▶ [Given request] Write out the entries below once more, exactly, with the pictures left out.

▶ [Material for this exercise]
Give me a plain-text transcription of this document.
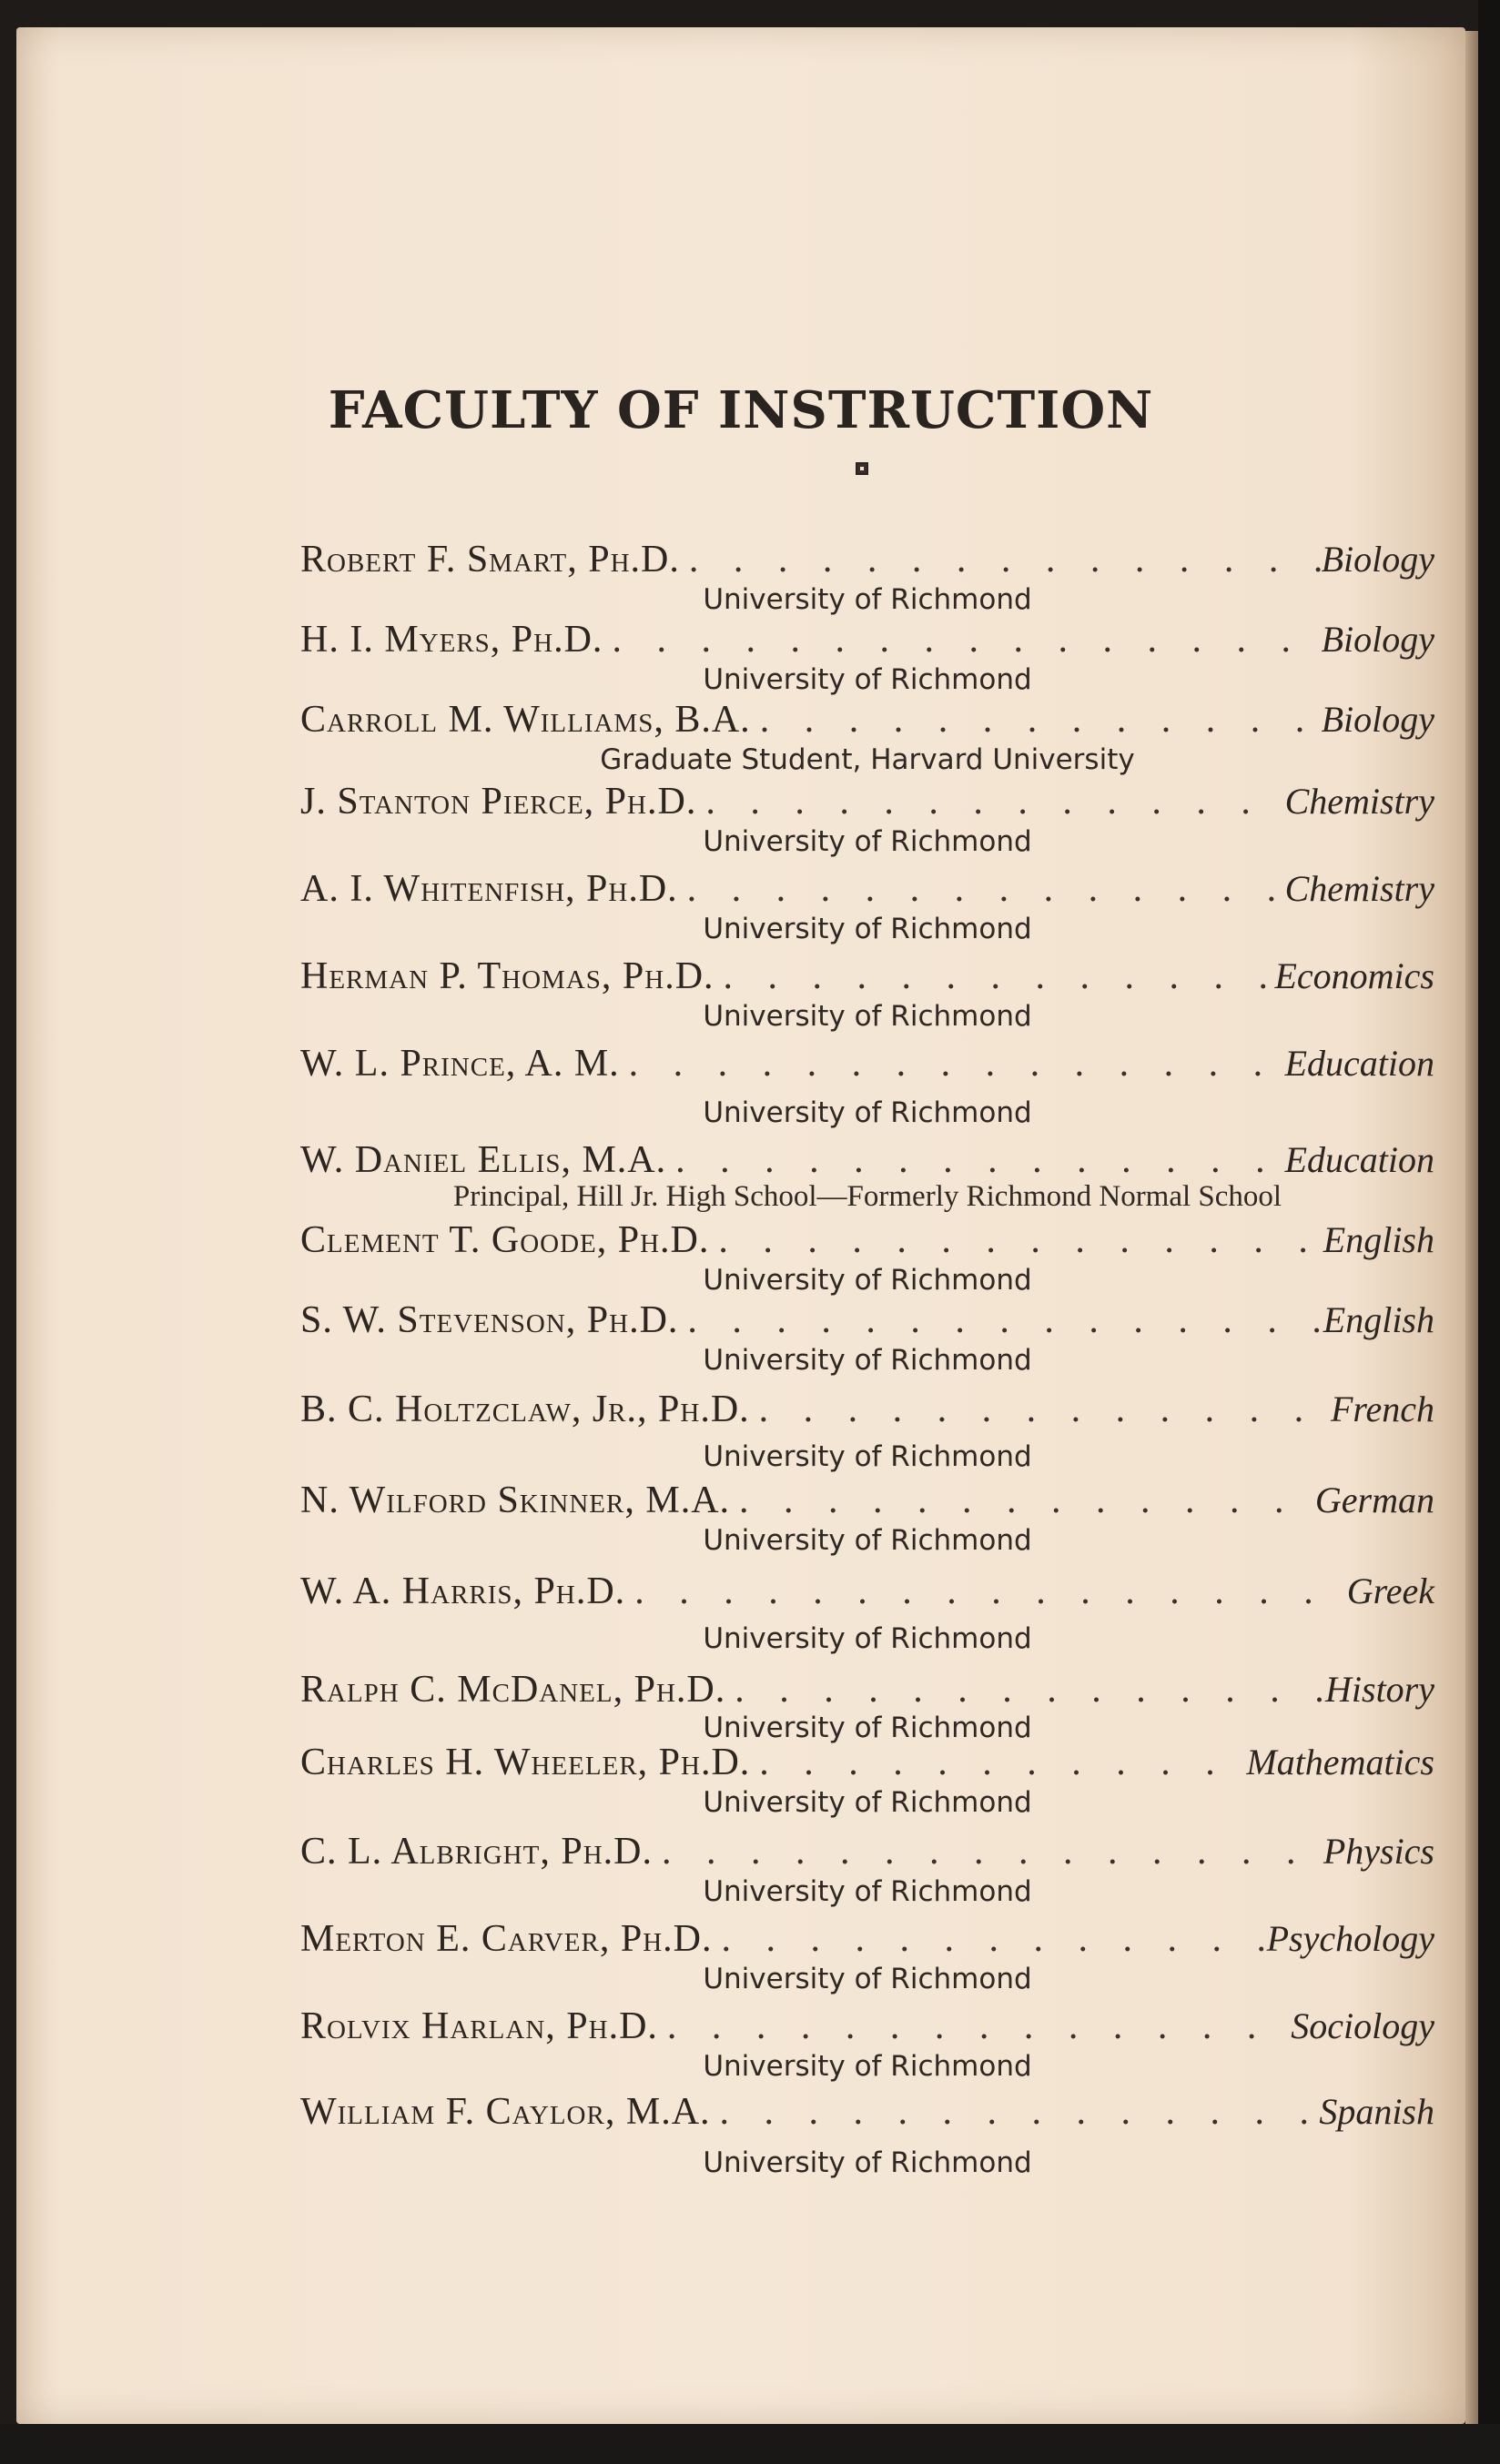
FACULTY OF INSTRUCTION
Robert F. Smart, Ph.D. . . .	Biology
University of Richmond
H. I. Myers, Ph.D. . . .	Biology
University of Richmond
Carroll M. Williams, B.A. . . .	Biology
Graduate Student, Harvard University
J. Stanton Pierce, Ph.D. . . .	Chemistry
University of Richmond
A. I. Whitenfish, Ph.D. . . .	Chemistry
University of Richmond
Herman P. Thomas, Ph.D. . . .	Economics
University of Richmond
W. L. Prince, A. M. . . .	Education
University of Richmond
W. Daniel Ellis, M.A. . . .	Education
Principal, Hill Jr. High School—Formerly Richmond Normal School
Clement T. Goode, Ph.D. . . .	English
University of Richmond
S. W. Stevenson, Ph.D. . . .	English
University of Richmond
B. C. Holtzclaw, Jr., Ph.D. . . .	French
University of Richmond
N. Wilford Skinner, M.A. . . .	German
University of Richmond
W. A. Harris, Ph.D. . . .	Greek
University of Richmond
Ralph C. McDanel, Ph.D. . . .	History
University of Richmond
Charles H. Wheeler, Ph.D. . . .	Mathematics
University of Richmond
C. L. Albright, Ph.D. . . .	Physics
University of Richmond
Merton E. Carver, Ph.D. . . .	Psychology
University of Richmond
Rolvix Harlan, Ph.D. . . .	Sociology
University of Richmond
William F. Caylor, M.A. . . .	Spanish
University of Richmond
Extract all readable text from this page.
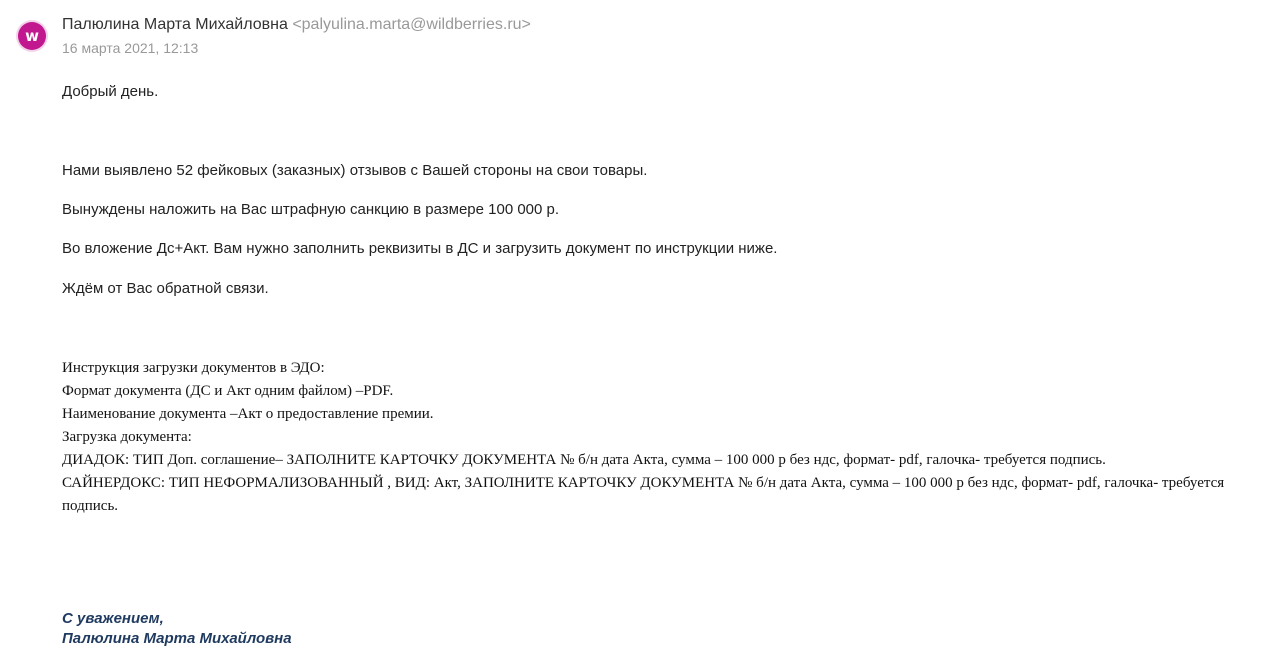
w
Палюлина Марта Михайловна <palyulina.marta@wildberries.ru>
16 марта 2021, 12:13
Добрый день.
Нами выявлено 52 фейковых (заказных) отзывов с Вашей стороны на свои товары.
Вынуждены наложить на Вас штрафную санкцию в размере 100 000 р.
Во вложение Дс+Акт. Вам нужно заполнить реквизиты в ДС и загрузить документ по инструкции ниже.
Ждём от Вас обратной связи.
Инструкция загрузки документов в ЭДО:
Формат документа (ДС и Акт одним файлом) –PDF.
Наименование документа –Акт о предоставление премии.
Загрузка документа:
ДИАДОК: ТИП Доп. соглашение– ЗАПОЛНИТЕ КАРТОЧКУ ДОКУМЕНТА № б/н дата Акта, сумма – 100 000 р без ндс, формат- pdf, галочка- требуется подпись.
САЙНЕРДОКС: ТИП НЕФОРМАЛИЗОВАННЫЙ , ВИД: Акт, ЗАПОЛНИТЕ КАРТОЧКУ ДОКУМЕНТА № б/н дата Акта, сумма – 100 000 р без ндс, формат- pdf, галочка- требуется подпись.
С уважением,
Палюлина Марта Михайловна
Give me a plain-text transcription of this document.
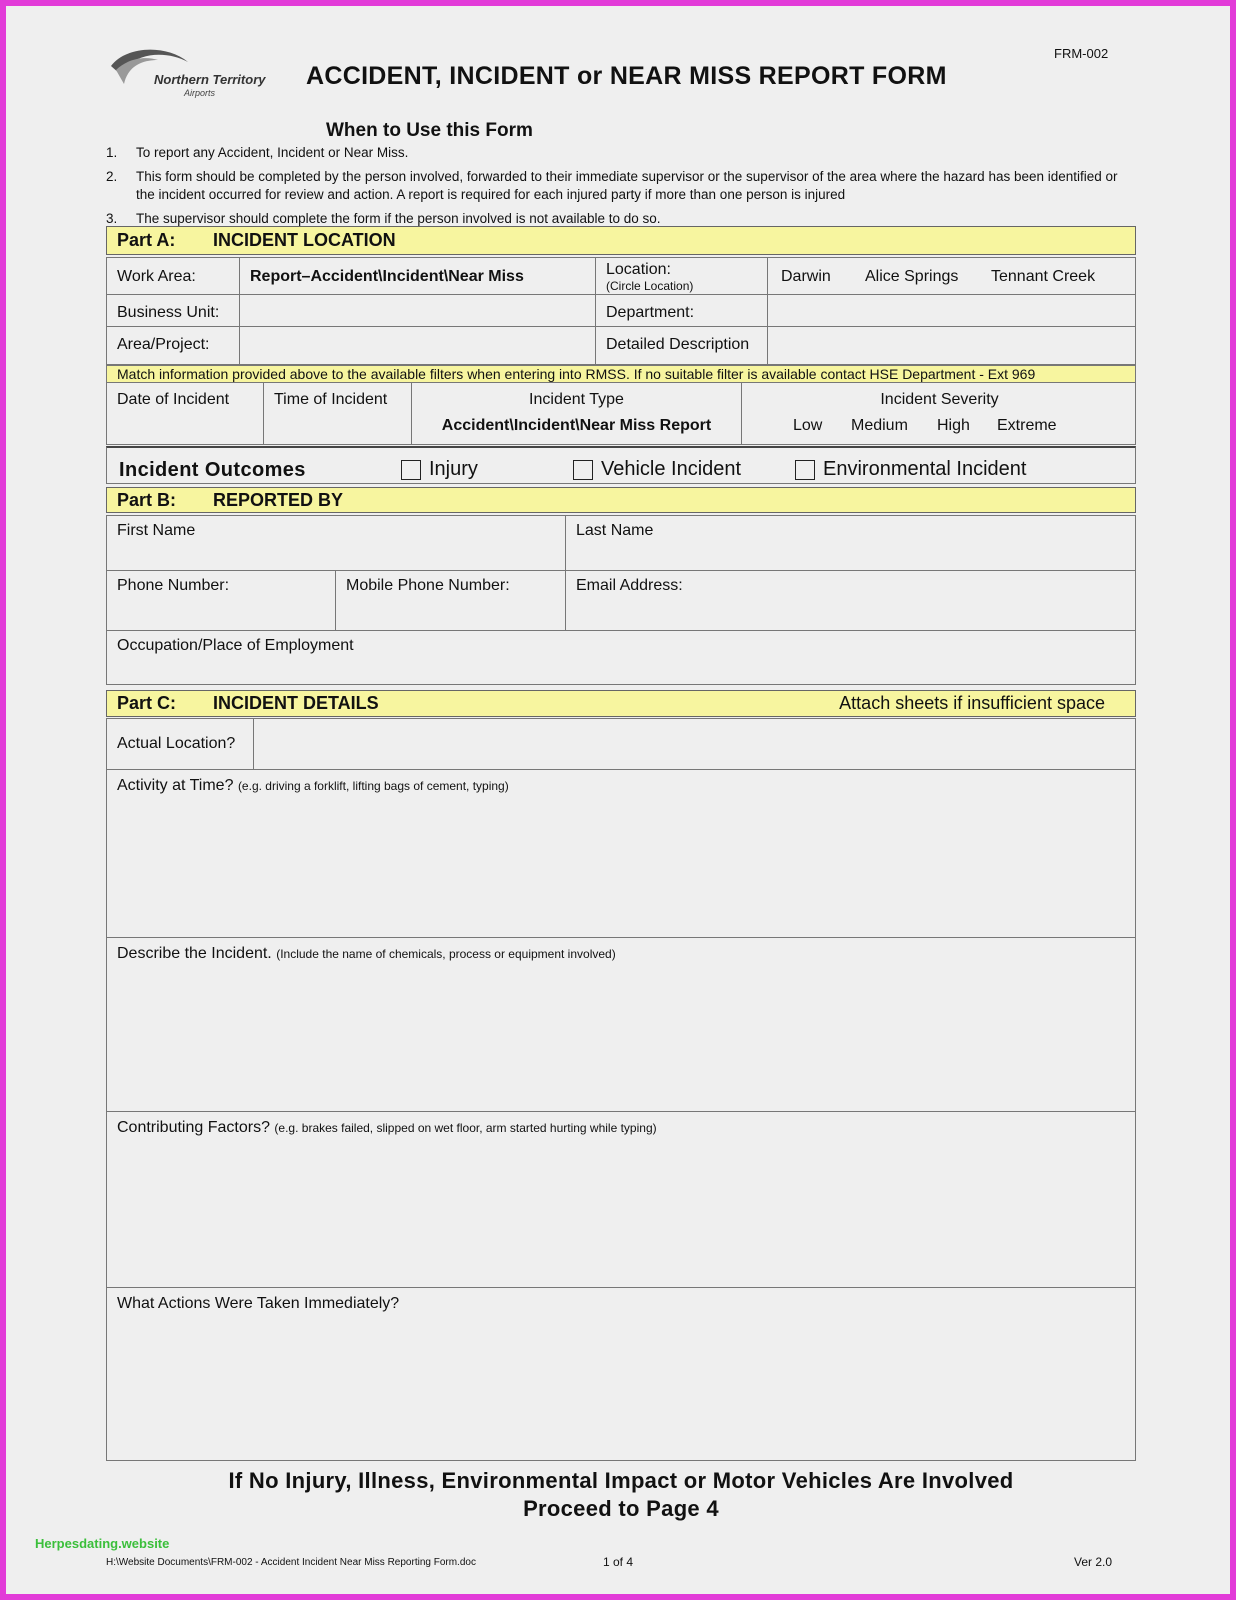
Northern Territory
Airports
ACCIDENT, INCIDENT or NEAR MISS REPORT FORM
FRM-002
When to Use this Form
1.	To report any Accident, Incident or Near Miss.
2.	This form should be completed by the person involved, forwarded to their immediate supervisor or the supervisor of the area where the hazard has been identified or the incident occurred for review and action. A report is required for each injured party if more than one person is injured
3.	The supervisor should complete the form if the person involved is not available to do so.
Part A: INCIDENT LOCATION
Work Area:	Report–Accident\Incident\Near Miss	Location:
(Circle Location)
Darwin	Alice Springs	Tennant Creek
Business Unit:	Department:
Area/Project:	Detailed Description
Match information provided above to the available filters when entering into RMSS. If no suitable filter is available contact HSE Department - Ext 969
Date of Incident	Time of Incident	Incident Type
Accident\Incident\Near Miss Report
Incident Severity
Low	Medium	High	Extreme
Incident Outcomes	Injury	Vehicle Incident	Environmental Incident
Part B: REPORTED BY
First Name	Last Name
Phone Number:	Mobile Phone Number:	Email Address:
Occupation/Place of Employment
Part C: INCIDENT DETAILS	Attach sheets if insufficient space
Actual Location?
Activity at Time? (e.g. driving a forklift, lifting bags of cement, typing)
Describe the Incident. (Include the name of chemicals, process or equipment involved)
Contributing Factors? (e.g. brakes failed, slipped on wet floor, arm started hurting while typing)
What Actions Were Taken Immediately?
If No Injury, Illness, Environmental Impact or Motor Vehicles Are Involved
Proceed to Page 4
H:\Website Documents\FRM-002 - Accident Incident Near Miss Reporting Form.doc	1 of 4	Ver 2.0
Herpesdating.website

▶ [Task output]
Give me a plain-text transcription of this document.
FACULTY OF INSTRUCTION
Robert F. Smart, Ph.D. . . .	Biology
University of Richmond
H. I. Myers, Ph.D. . . .	Biology
University of Richmond
Carroll M. Williams, B.A. . . .	Biology
Graduate Student, Harvard University
J. Stanton Pierce, Ph.D. . . .	Chemistry
University of Richmond
A. I. Whitenfish, Ph.D. . . .	Chemistry
University of Richmond
Herman P. Thomas, Ph.D. . . .	Economics
University of Richmond
W. L. Prince, A. M. . . .	Education
University of Richmond
W. Daniel Ellis, M.A. . . .	Education
Principal, Hill Jr. High School—Formerly Richmond Normal School
Clement T. Goode, Ph.D. . . .	English
University of Richmond
S. W. Stevenson, Ph.D. . . .	English
University of Richmond
B. C. Holtzclaw, Jr., Ph.D. . . .	French
University of Richmond
N. Wilford Skinner, M.A. . . .	German
University of Richmond
W. A. Harris, Ph.D. . . .	Greek
University of Richmond
Ralph C. McDanel, Ph.D. . . .	History
University of Richmond
Charles H. Wheeler, Ph.D. . . .	Mathematics
University of Richmond
C. L. Albright, Ph.D. . . .	Physics
University of Richmond
Merton E. Carver, Ph.D. . . .	Psychology
University of Richmond
Rolvix Harlan, Ph.D. . . .	Sociology
University of Richmond
William F. Caylor, M.A. . . .	Spanish
University of Richmond
Extract all readable text from this page.
w
Палюлина Марта Михайловна <palyulina.marta@wildberries.ru>
16 марта 2021, 12:13
Добрый день.
Нами выявлено 52 фейковых (заказных) отзывов с Вашей стороны на свои товары.
Вынуждены наложить на Вас штрафную санкцию в размере 100 000 р.
Во вложение Дс+Акт. Вам нужно заполнить реквизиты в ДС и загрузить документ по инструкции ниже.
Ждём от Вас обратной связи.
Инструкция загрузки документов в ЭДО:
Формат документа (ДС и Акт одним файлом) –PDF.
Наименование документа –Акт о предоставление премии.
Загрузка документа:
ДИАДОК: ТИП Доп. соглашение– ЗАПОЛНИТЕ КАРТОЧКУ ДОКУМЕНТА № б/н дата Акта, сумма – 100 000 р без ндс, формат- pdf, галочка- требуется подпись.
САЙНЕРДОКС: ТИП НЕФОРМАЛИЗОВАННЫЙ , ВИД: Акт, ЗАПОЛНИТЕ КАРТОЧКУ ДОКУМЕНТА № б/н дата Акта, сумма – 100 000 р без ндс, формат- pdf, галочка- требуется подпись.
С уважением,
Палюлина Марта Михайловна
Give me a plain-text transcription of this document.
Northern Territory
Airports
ACCIDENT, INCIDENT or NEAR MISS REPORT FORM
FRM-002
When to Use this Form
1.	To report any Accident, Incident or Near Miss.
2.	This form should be completed by the person involved, forwarded to their immediate supervisor or the supervisor of the area where the hazard has been identified or the incident occurred for review and action. A report is required for each injured party if more than one person is injured
3.	The supervisor should complete the form if the person involved is not available to do so.
Part A: INCIDENT LOCATION
Work Area:	Report–Accident\Incident\Near Miss	Location:
(Circle Location)
Darwin	Alice Springs	Tennant Creek
Business Unit:	Department:
Area/Project:	Detailed Description
Match information provided above to the available filters when entering into RMSS. If no suitable filter is available contact HSE Department - Ext 969
Date of Incident	Time of Incident	Incident Type
Accident\Incident\Near Miss Report
Incident Severity
Low	Medium	High	Extreme
Incident Outcomes	Injury	Vehicle Incident	Environmental Incident
Part B: REPORTED BY
First Name	Last Name
Phone Number:	Mobile Phone Number:	Email Address:
Occupation/Place of Employment
Part C: INCIDENT DETAILS	Attach sheets if insufficient space
Actual Location?
Activity at Time? (e.g. driving a forklift, lifting bags of cement, typing)
Describe the Incident. (Include the name of chemicals, process or equipment involved)
Contributing Factors? (e.g. brakes failed, slipped on wet floor, arm started hurting while typing)
What Actions Were Taken Immediately?
If No Injury, Illness, Environmental Impact or Motor Vehicles Are Involved
Proceed to Page 4
H:\Website Documents\FRM-002 - Accident Incident Near Miss Reporting Form.doc	1 of 4	Ver 2.0
Herpesdating.website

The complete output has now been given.